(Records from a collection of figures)
>> START

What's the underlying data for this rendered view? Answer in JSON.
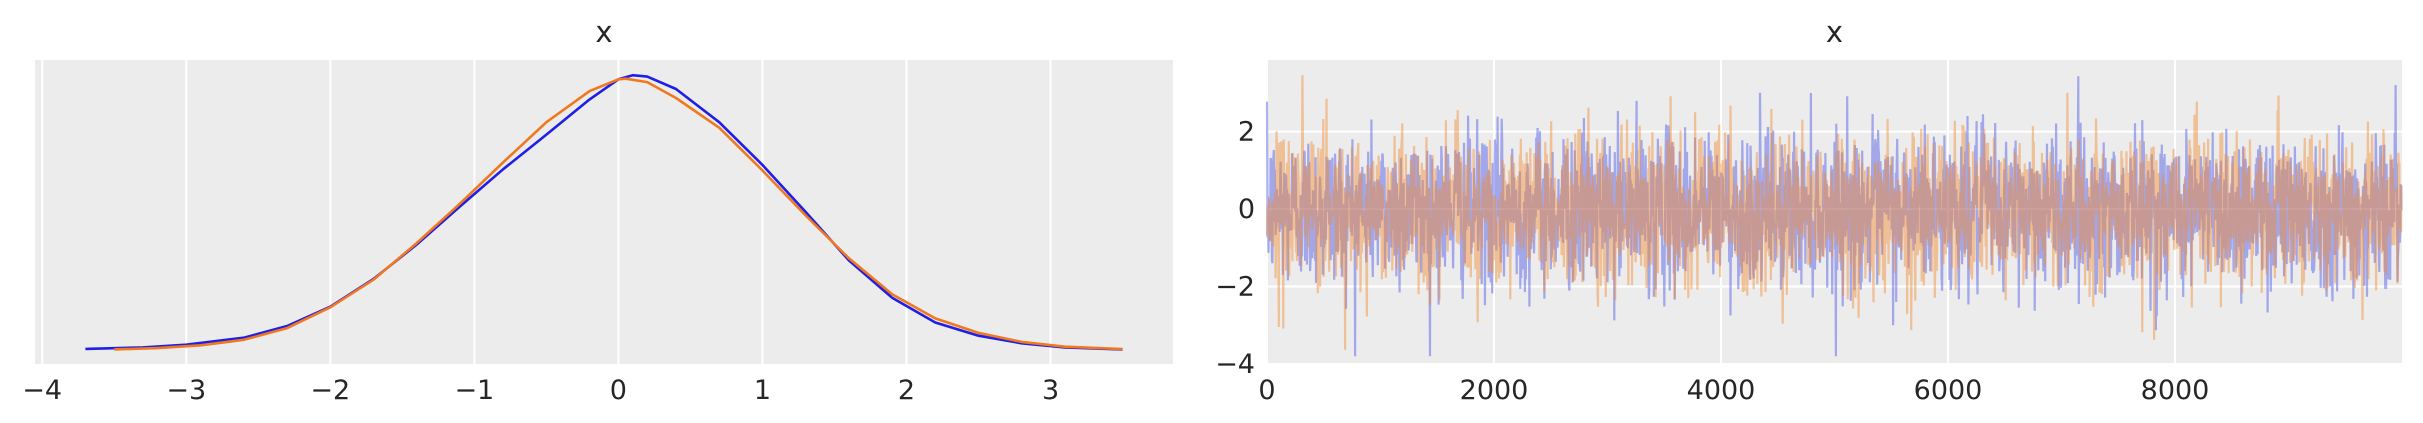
{
  "chart_data": [
    {
      "type": "line",
      "title": "x",
      "xlabel": "",
      "ylabel": "",
      "xlim": [
        -4.05,
        3.85
      ],
      "ylim": [
        -0.02,
        0.42
      ],
      "xticks": [
        -4,
        -3,
        -2,
        -1,
        0,
        1,
        2,
        3
      ],
      "xtick_labels": [
        "−4",
        "−3",
        "−2",
        "−1",
        "0",
        "1",
        "2",
        "3"
      ],
      "yticks": [],
      "grid": true,
      "background": "#ececec",
      "series": [
        {
          "color": "#1f1fe6",
          "x": [
            -3.7,
            -3.3,
            -3.0,
            -2.6,
            -2.3,
            -2.0,
            -1.7,
            -1.4,
            -1.1,
            -0.8,
            -0.5,
            -0.2,
            0.0,
            0.1,
            0.2,
            0.4,
            0.7,
            1.0,
            1.3,
            1.6,
            1.9,
            2.2,
            2.5,
            2.8,
            3.1,
            3.5
          ],
          "y": [
            0.0018,
            0.004,
            0.008,
            0.018,
            0.035,
            0.063,
            0.103,
            0.153,
            0.208,
            0.262,
            0.312,
            0.363,
            0.392,
            0.398,
            0.396,
            0.378,
            0.33,
            0.268,
            0.2,
            0.13,
            0.076,
            0.04,
            0.021,
            0.01,
            0.004,
            0.001
          ]
        },
        {
          "color": "#f07820",
          "x": [
            -3.5,
            -3.2,
            -2.9,
            -2.6,
            -2.3,
            -2.0,
            -1.7,
            -1.4,
            -1.1,
            -0.8,
            -0.5,
            -0.2,
            0.0,
            0.05,
            0.2,
            0.4,
            0.7,
            1.0,
            1.3,
            1.6,
            1.9,
            2.2,
            2.5,
            2.8,
            3.1,
            3.5
          ],
          "y": [
            0.0012,
            0.003,
            0.007,
            0.015,
            0.032,
            0.062,
            0.102,
            0.155,
            0.212,
            0.272,
            0.33,
            0.375,
            0.392,
            0.393,
            0.388,
            0.365,
            0.322,
            0.26,
            0.195,
            0.133,
            0.081,
            0.046,
            0.025,
            0.012,
            0.005,
            0.0015
          ]
        }
      ]
    },
    {
      "type": "line",
      "title": "x",
      "xlabel": "",
      "ylabel": "",
      "xlim": [
        0,
        10000
      ],
      "ylim": [
        -4,
        3.85
      ],
      "xticks": [
        0,
        2000,
        4000,
        6000,
        8000
      ],
      "xtick_labels": [
        "0",
        "2000",
        "4000",
        "6000",
        "8000"
      ],
      "yticks": [
        -4,
        -2,
        0,
        2
      ],
      "ytick_labels": [
        "−4",
        "−2",
        "0",
        "2"
      ],
      "grid": true,
      "background": "#ececec",
      "n_draws": 10000,
      "series": [
        {
          "color": "#4a55e8",
          "opacity": 0.45
        },
        {
          "color": "#f58a2e",
          "opacity": 0.45
        }
      ]
    }
  ]
}
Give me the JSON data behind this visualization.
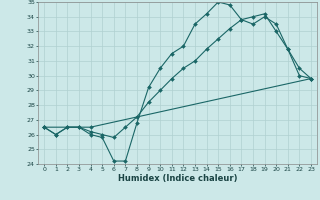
{
  "title": "",
  "xlabel": "Humidex (Indice chaleur)",
  "bg_color": "#cce8e8",
  "line_color": "#1a6666",
  "grid_color": "#b0d0d0",
  "xlim": [
    -0.5,
    23.5
  ],
  "ylim": [
    24,
    35
  ],
  "xticks": [
    0,
    1,
    2,
    3,
    4,
    5,
    6,
    7,
    8,
    9,
    10,
    11,
    12,
    13,
    14,
    15,
    16,
    17,
    18,
    19,
    20,
    21,
    22,
    23
  ],
  "yticks": [
    24,
    25,
    26,
    27,
    28,
    29,
    30,
    31,
    32,
    33,
    34,
    35
  ],
  "line1_x": [
    0,
    1,
    2,
    3,
    4,
    5,
    6,
    7,
    8,
    9,
    10,
    11,
    12,
    13,
    14,
    15,
    16,
    17,
    18,
    19,
    20,
    21,
    22,
    23
  ],
  "line1_y": [
    26.5,
    26.0,
    26.5,
    26.5,
    26.0,
    25.8,
    24.2,
    24.2,
    26.8,
    29.2,
    30.5,
    31.5,
    32.0,
    33.5,
    34.2,
    35.0,
    34.8,
    33.8,
    33.5,
    34.0,
    33.5,
    31.8,
    30.5,
    29.8
  ],
  "line2_x": [
    0,
    1,
    2,
    3,
    4,
    5,
    6,
    7,
    8,
    9,
    10,
    11,
    12,
    13,
    14,
    15,
    16,
    17,
    18,
    19,
    20,
    21,
    22,
    23
  ],
  "line2_y": [
    26.5,
    26.0,
    26.5,
    26.5,
    26.2,
    26.0,
    25.8,
    26.5,
    27.2,
    28.2,
    29.0,
    29.8,
    30.5,
    31.0,
    31.8,
    32.5,
    33.2,
    33.8,
    34.0,
    34.2,
    33.0,
    31.8,
    30.0,
    29.8
  ],
  "line3_x": [
    0,
    4,
    23
  ],
  "line3_y": [
    26.5,
    26.5,
    29.8
  ],
  "xlabel_fontsize": 6,
  "tick_fontsize": 4.5
}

>> END

Instruction >> Repeat all the data as it stands, dropping any images it holds.

Result of the exercise >>
What's the underlying data for this rendered view? Answer in JSON.
{
  "chart_data": [
    {
      "type": "line",
      "title": "x",
      "xlabel": "",
      "ylabel": "",
      "xlim": [
        -4.05,
        3.85
      ],
      "ylim": [
        -0.02,
        0.42
      ],
      "xticks": [
        -4,
        -3,
        -2,
        -1,
        0,
        1,
        2,
        3
      ],
      "xtick_labels": [
        "−4",
        "−3",
        "−2",
        "−1",
        "0",
        "1",
        "2",
        "3"
      ],
      "yticks": [],
      "grid": true,
      "background": "#ececec",
      "series": [
        {
          "color": "#1f1fe6",
          "x": [
            -3.7,
            -3.3,
            -3.0,
            -2.6,
            -2.3,
            -2.0,
            -1.7,
            -1.4,
            -1.1,
            -0.8,
            -0.5,
            -0.2,
            0.0,
            0.1,
            0.2,
            0.4,
            0.7,
            1.0,
            1.3,
            1.6,
            1.9,
            2.2,
            2.5,
            2.8,
            3.1,
            3.5
          ],
          "y": [
            0.0018,
            0.004,
            0.008,
            0.018,
            0.035,
            0.063,
            0.103,
            0.153,
            0.208,
            0.262,
            0.312,
            0.363,
            0.392,
            0.398,
            0.396,
            0.378,
            0.33,
            0.268,
            0.2,
            0.13,
            0.076,
            0.04,
            0.021,
            0.01,
            0.004,
            0.001
          ]
        },
        {
          "color": "#f07820",
          "x": [
            -3.5,
            -3.2,
            -2.9,
            -2.6,
            -2.3,
            -2.0,
            -1.7,
            -1.4,
            -1.1,
            -0.8,
            -0.5,
            -0.2,
            0.0,
            0.05,
            0.2,
            0.4,
            0.7,
            1.0,
            1.3,
            1.6,
            1.9,
            2.2,
            2.5,
            2.8,
            3.1,
            3.5
          ],
          "y": [
            0.0012,
            0.003,
            0.007,
            0.015,
            0.032,
            0.062,
            0.102,
            0.155,
            0.212,
            0.272,
            0.33,
            0.375,
            0.392,
            0.393,
            0.388,
            0.365,
            0.322,
            0.26,
            0.195,
            0.133,
            0.081,
            0.046,
            0.025,
            0.012,
            0.005,
            0.0015
          ]
        }
      ]
    },
    {
      "type": "line",
      "title": "x",
      "xlabel": "",
      "ylabel": "",
      "xlim": [
        0,
        10000
      ],
      "ylim": [
        -4,
        3.85
      ],
      "xticks": [
        0,
        2000,
        4000,
        6000,
        8000
      ],
      "xtick_labels": [
        "0",
        "2000",
        "4000",
        "6000",
        "8000"
      ],
      "yticks": [
        -4,
        -2,
        0,
        2
      ],
      "ytick_labels": [
        "−4",
        "−2",
        "0",
        "2"
      ],
      "grid": true,
      "background": "#ececec",
      "n_draws": 10000,
      "series": [
        {
          "color": "#4a55e8",
          "opacity": 0.45
        },
        {
          "color": "#f58a2e",
          "opacity": 0.45
        }
      ]
    }
  ]
}
Give me the JSON data behind this visualization.
{
  "title": "",
  "xlabel": "Humidex (Indice chaleur)",
  "bg_color": "#cce8e8",
  "line_color": "#1a6666",
  "grid_color": "#b0d0d0",
  "xlim": [
    -0.5,
    23.5
  ],
  "ylim": [
    24,
    35
  ],
  "xticks": [
    0,
    1,
    2,
    3,
    4,
    5,
    6,
    7,
    8,
    9,
    10,
    11,
    12,
    13,
    14,
    15,
    16,
    17,
    18,
    19,
    20,
    21,
    22,
    23
  ],
  "yticks": [
    24,
    25,
    26,
    27,
    28,
    29,
    30,
    31,
    32,
    33,
    34,
    35
  ],
  "line1_x": [
    0,
    1,
    2,
    3,
    4,
    5,
    6,
    7,
    8,
    9,
    10,
    11,
    12,
    13,
    14,
    15,
    16,
    17,
    18,
    19,
    20,
    21,
    22,
    23
  ],
  "line1_y": [
    26.5,
    26.0,
    26.5,
    26.5,
    26.0,
    25.8,
    24.2,
    24.2,
    26.8,
    29.2,
    30.5,
    31.5,
    32.0,
    33.5,
    34.2,
    35.0,
    34.8,
    33.8,
    33.5,
    34.0,
    33.5,
    31.8,
    30.5,
    29.8
  ],
  "line2_x": [
    0,
    1,
    2,
    3,
    4,
    5,
    6,
    7,
    8,
    9,
    10,
    11,
    12,
    13,
    14,
    15,
    16,
    17,
    18,
    19,
    20,
    21,
    22,
    23
  ],
  "line2_y": [
    26.5,
    26.0,
    26.5,
    26.5,
    26.2,
    26.0,
    25.8,
    26.5,
    27.2,
    28.2,
    29.0,
    29.8,
    30.5,
    31.0,
    31.8,
    32.5,
    33.2,
    33.8,
    34.0,
    34.2,
    33.0,
    31.8,
    30.0,
    29.8
  ],
  "line3_x": [
    0,
    4,
    23
  ],
  "line3_y": [
    26.5,
    26.5,
    29.8
  ],
  "xlabel_fontsize": 6,
  "tick_fontsize": 4.5
}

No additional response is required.